Task to carry out: Don't copy the pictures; return every other part of the records exactly.

Records shown:
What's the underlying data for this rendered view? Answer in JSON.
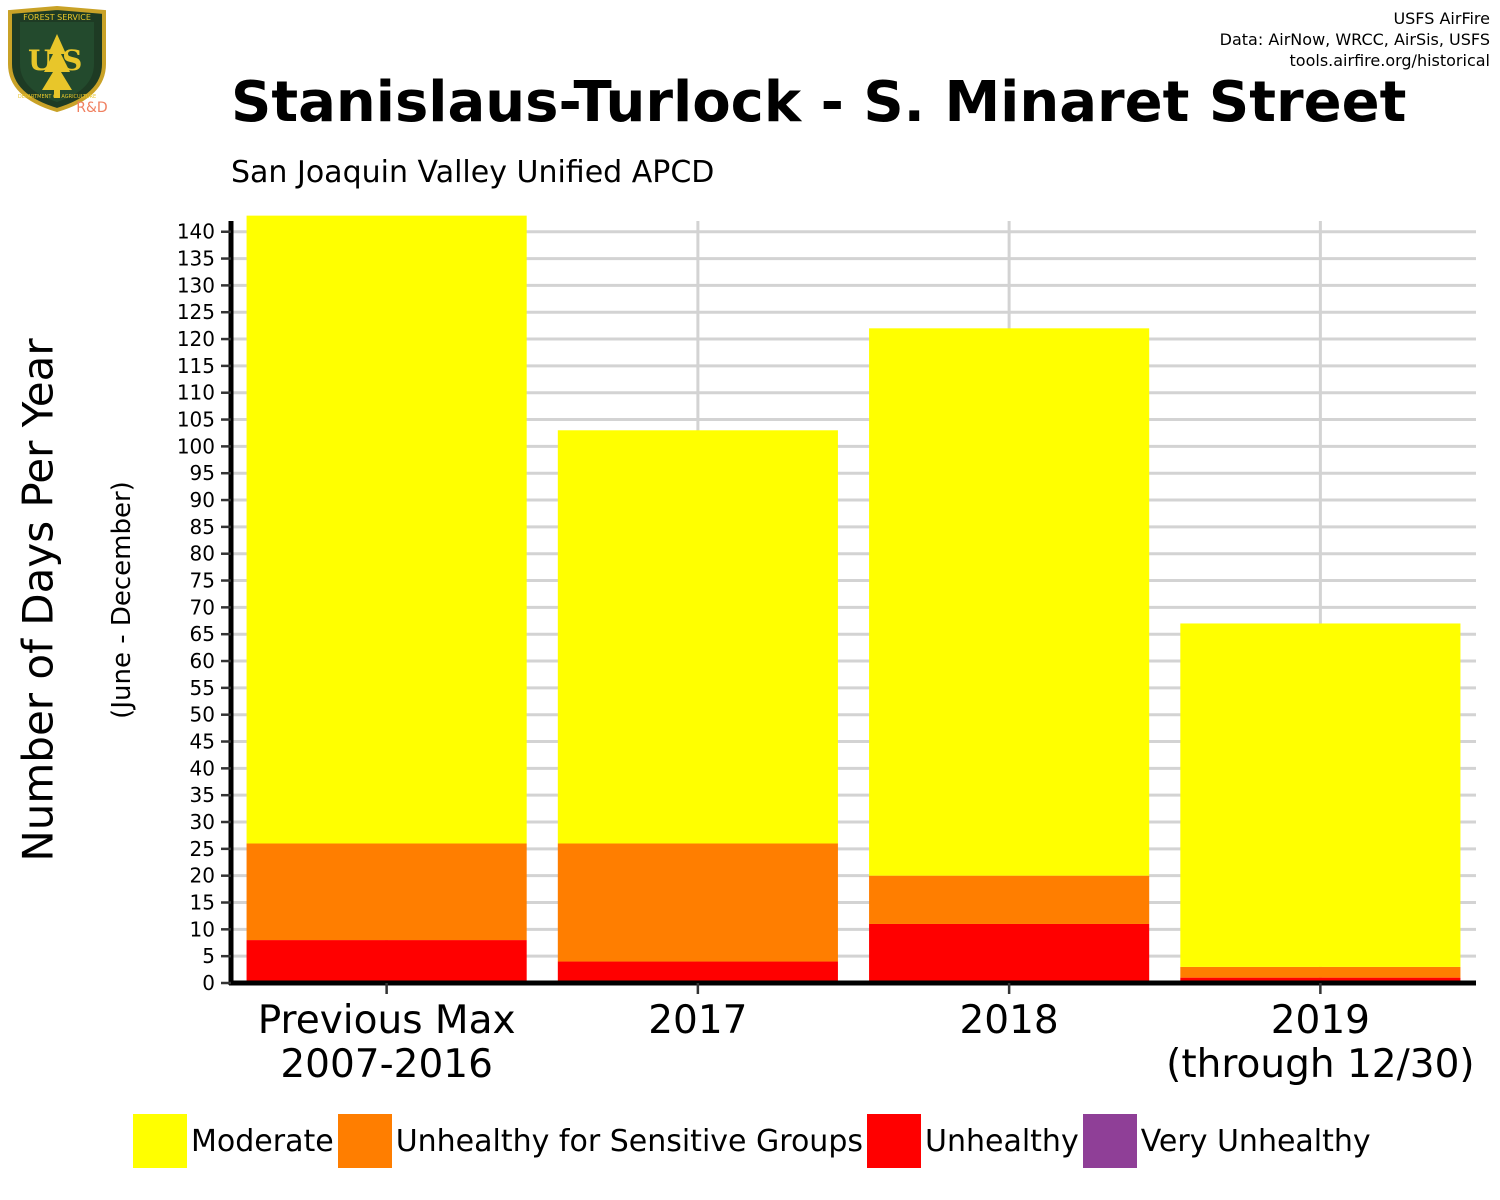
{
  "credits": {
    "line1": "USFS AirFire",
    "line2": "Data: AirNow, WRCC, AirSis, USFS",
    "line3": "tools.airfire.org/historical"
  },
  "logo": {
    "top_text": "FOREST SERVICE",
    "letters": "U S",
    "bottom_text": "DEPARTMENT OF AGRICULTURE",
    "tag": "R&D"
  },
  "chart_data": {
    "type": "bar",
    "stacked": true,
    "title": "Stanislaus-Turlock - S. Minaret Street",
    "subtitle": "San Joaquin Valley Unified APCD",
    "ylabel": "Number of Days Per Year",
    "ylabel_sub": "(June - December)",
    "xlabel": "",
    "categories": [
      [
        "Previous Max",
        "2007-2016"
      ],
      [
        "2017"
      ],
      [
        "2018"
      ],
      [
        "2019",
        "(through 12/30)"
      ]
    ],
    "ylim": [
      0,
      142
    ],
    "yticks": [
      0,
      5,
      10,
      15,
      20,
      25,
      30,
      35,
      40,
      45,
      50,
      55,
      60,
      65,
      70,
      75,
      80,
      85,
      90,
      95,
      100,
      105,
      110,
      115,
      120,
      125,
      130,
      135,
      140
    ],
    "grid": true,
    "legend_position": "bottom",
    "series": [
      {
        "name": "Moderate",
        "color": "#FFFF00",
        "values": [
          117,
          77,
          102,
          64
        ]
      },
      {
        "name": "Unhealthy for Sensitive Groups",
        "color": "#FF7E00",
        "values": [
          18,
          22,
          9,
          2
        ]
      },
      {
        "name": "Unhealthy",
        "color": "#FF0000",
        "values": [
          8,
          4,
          11,
          1
        ]
      },
      {
        "name": "Very Unhealthy",
        "color": "#8F3F97",
        "values": [
          0,
          0,
          0,
          0
        ]
      }
    ]
  }
}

Solved problem:
What's the underlying data for this rendered view? Answer in JSON.
{
  "credits": {
    "line1": "USFS AirFire",
    "line2": "Data: AirNow, WRCC, AirSis, USFS",
    "line3": "tools.airfire.org/historical"
  },
  "logo": {
    "top_text": "FOREST SERVICE",
    "letters": "U S",
    "bottom_text": "DEPARTMENT OF AGRICULTURE",
    "tag": "R&D"
  },
  "chart_data": {
    "type": "bar",
    "stacked": true,
    "title": "Stanislaus-Turlock - S. Minaret Street",
    "subtitle": "San Joaquin Valley Unified APCD",
    "ylabel": "Number of Days Per Year",
    "ylabel_sub": "(June - December)",
    "xlabel": "",
    "categories": [
      [
        "Previous Max",
        "2007-2016"
      ],
      [
        "2017"
      ],
      [
        "2018"
      ],
      [
        "2019",
        "(through 12/30)"
      ]
    ],
    "ylim": [
      0,
      142
    ],
    "yticks": [
      0,
      5,
      10,
      15,
      20,
      25,
      30,
      35,
      40,
      45,
      50,
      55,
      60,
      65,
      70,
      75,
      80,
      85,
      90,
      95,
      100,
      105,
      110,
      115,
      120,
      125,
      130,
      135,
      140
    ],
    "grid": true,
    "legend_position": "bottom",
    "series": [
      {
        "name": "Moderate",
        "color": "#FFFF00",
        "values": [
          117,
          77,
          102,
          64
        ]
      },
      {
        "name": "Unhealthy for Sensitive Groups",
        "color": "#FF7E00",
        "values": [
          18,
          22,
          9,
          2
        ]
      },
      {
        "name": "Unhealthy",
        "color": "#FF0000",
        "values": [
          8,
          4,
          11,
          1
        ]
      },
      {
        "name": "Very Unhealthy",
        "color": "#8F3F97",
        "values": [
          0,
          0,
          0,
          0
        ]
      }
    ]
  }
}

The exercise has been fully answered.